┌─ Exercise material

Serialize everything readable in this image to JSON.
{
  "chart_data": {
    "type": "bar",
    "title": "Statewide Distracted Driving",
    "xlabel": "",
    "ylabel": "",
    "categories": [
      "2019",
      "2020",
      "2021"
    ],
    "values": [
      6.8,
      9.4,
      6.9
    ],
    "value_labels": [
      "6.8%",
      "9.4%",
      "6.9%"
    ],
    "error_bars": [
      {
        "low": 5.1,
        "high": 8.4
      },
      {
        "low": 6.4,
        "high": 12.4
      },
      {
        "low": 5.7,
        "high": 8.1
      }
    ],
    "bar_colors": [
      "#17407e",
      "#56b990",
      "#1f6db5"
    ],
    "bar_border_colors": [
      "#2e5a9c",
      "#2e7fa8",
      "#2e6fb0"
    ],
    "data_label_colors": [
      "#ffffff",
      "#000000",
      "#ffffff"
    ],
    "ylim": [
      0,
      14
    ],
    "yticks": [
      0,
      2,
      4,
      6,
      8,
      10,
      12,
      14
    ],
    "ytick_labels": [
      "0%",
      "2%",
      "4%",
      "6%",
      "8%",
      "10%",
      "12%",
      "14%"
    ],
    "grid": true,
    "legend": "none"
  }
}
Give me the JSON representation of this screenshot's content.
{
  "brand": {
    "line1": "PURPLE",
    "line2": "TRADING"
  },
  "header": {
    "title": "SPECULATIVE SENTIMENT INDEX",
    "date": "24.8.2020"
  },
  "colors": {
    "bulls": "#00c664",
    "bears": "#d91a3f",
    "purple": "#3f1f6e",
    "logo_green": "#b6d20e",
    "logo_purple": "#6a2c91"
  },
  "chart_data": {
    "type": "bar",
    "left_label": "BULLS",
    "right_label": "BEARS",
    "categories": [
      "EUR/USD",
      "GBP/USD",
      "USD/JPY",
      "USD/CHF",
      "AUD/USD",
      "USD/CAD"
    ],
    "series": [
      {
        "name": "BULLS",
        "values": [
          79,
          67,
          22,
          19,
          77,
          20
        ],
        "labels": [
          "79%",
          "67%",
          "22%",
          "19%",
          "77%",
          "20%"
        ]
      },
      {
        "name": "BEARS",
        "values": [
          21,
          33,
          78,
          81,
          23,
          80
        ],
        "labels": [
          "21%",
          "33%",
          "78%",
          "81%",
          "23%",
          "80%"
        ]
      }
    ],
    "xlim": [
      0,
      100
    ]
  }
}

└─

Aim: Restate all of the entries exactly, please.

Output for this task:
Serialize everything readable in this image to JSON.
{
  "chart_data": {
    "type": "bar",
    "title": "Statewide Distracted Driving",
    "xlabel": "",
    "ylabel": "",
    "categories": [
      "2019",
      "2020",
      "2021"
    ],
    "values": [
      6.8,
      9.4,
      6.9
    ],
    "value_labels": [
      "6.8%",
      "9.4%",
      "6.9%"
    ],
    "error_bars": [
      {
        "low": 5.1,
        "high": 8.4
      },
      {
        "low": 6.4,
        "high": 12.4
      },
      {
        "low": 5.7,
        "high": 8.1
      }
    ],
    "bar_colors": [
      "#17407e",
      "#56b990",
      "#1f6db5"
    ],
    "bar_border_colors": [
      "#2e5a9c",
      "#2e7fa8",
      "#2e6fb0"
    ],
    "data_label_colors": [
      "#ffffff",
      "#000000",
      "#ffffff"
    ],
    "ylim": [
      0,
      14
    ],
    "yticks": [
      0,
      2,
      4,
      6,
      8,
      10,
      12,
      14
    ],
    "ytick_labels": [
      "0%",
      "2%",
      "4%",
      "6%",
      "8%",
      "10%",
      "12%",
      "14%"
    ],
    "grid": true,
    "legend": "none"
  }
}
Give me the JSON representation of this screenshot's content.
{
  "brand": {
    "line1": "PURPLE",
    "line2": "TRADING"
  },
  "header": {
    "title": "SPECULATIVE SENTIMENT INDEX",
    "date": "24.8.2020"
  },
  "colors": {
    "bulls": "#00c664",
    "bears": "#d91a3f",
    "purple": "#3f1f6e",
    "logo_green": "#b6d20e",
    "logo_purple": "#6a2c91"
  },
  "chart_data": {
    "type": "bar",
    "left_label": "BULLS",
    "right_label": "BEARS",
    "categories": [
      "EUR/USD",
      "GBP/USD",
      "USD/JPY",
      "USD/CHF",
      "AUD/USD",
      "USD/CAD"
    ],
    "series": [
      {
        "name": "BULLS",
        "values": [
          79,
          67,
          22,
          19,
          77,
          20
        ],
        "labels": [
          "79%",
          "67%",
          "22%",
          "19%",
          "77%",
          "20%"
        ]
      },
      {
        "name": "BEARS",
        "values": [
          21,
          33,
          78,
          81,
          23,
          80
        ],
        "labels": [
          "21%",
          "33%",
          "78%",
          "81%",
          "23%",
          "80%"
        ]
      }
    ],
    "xlim": [
      0,
      100
    ]
  }
}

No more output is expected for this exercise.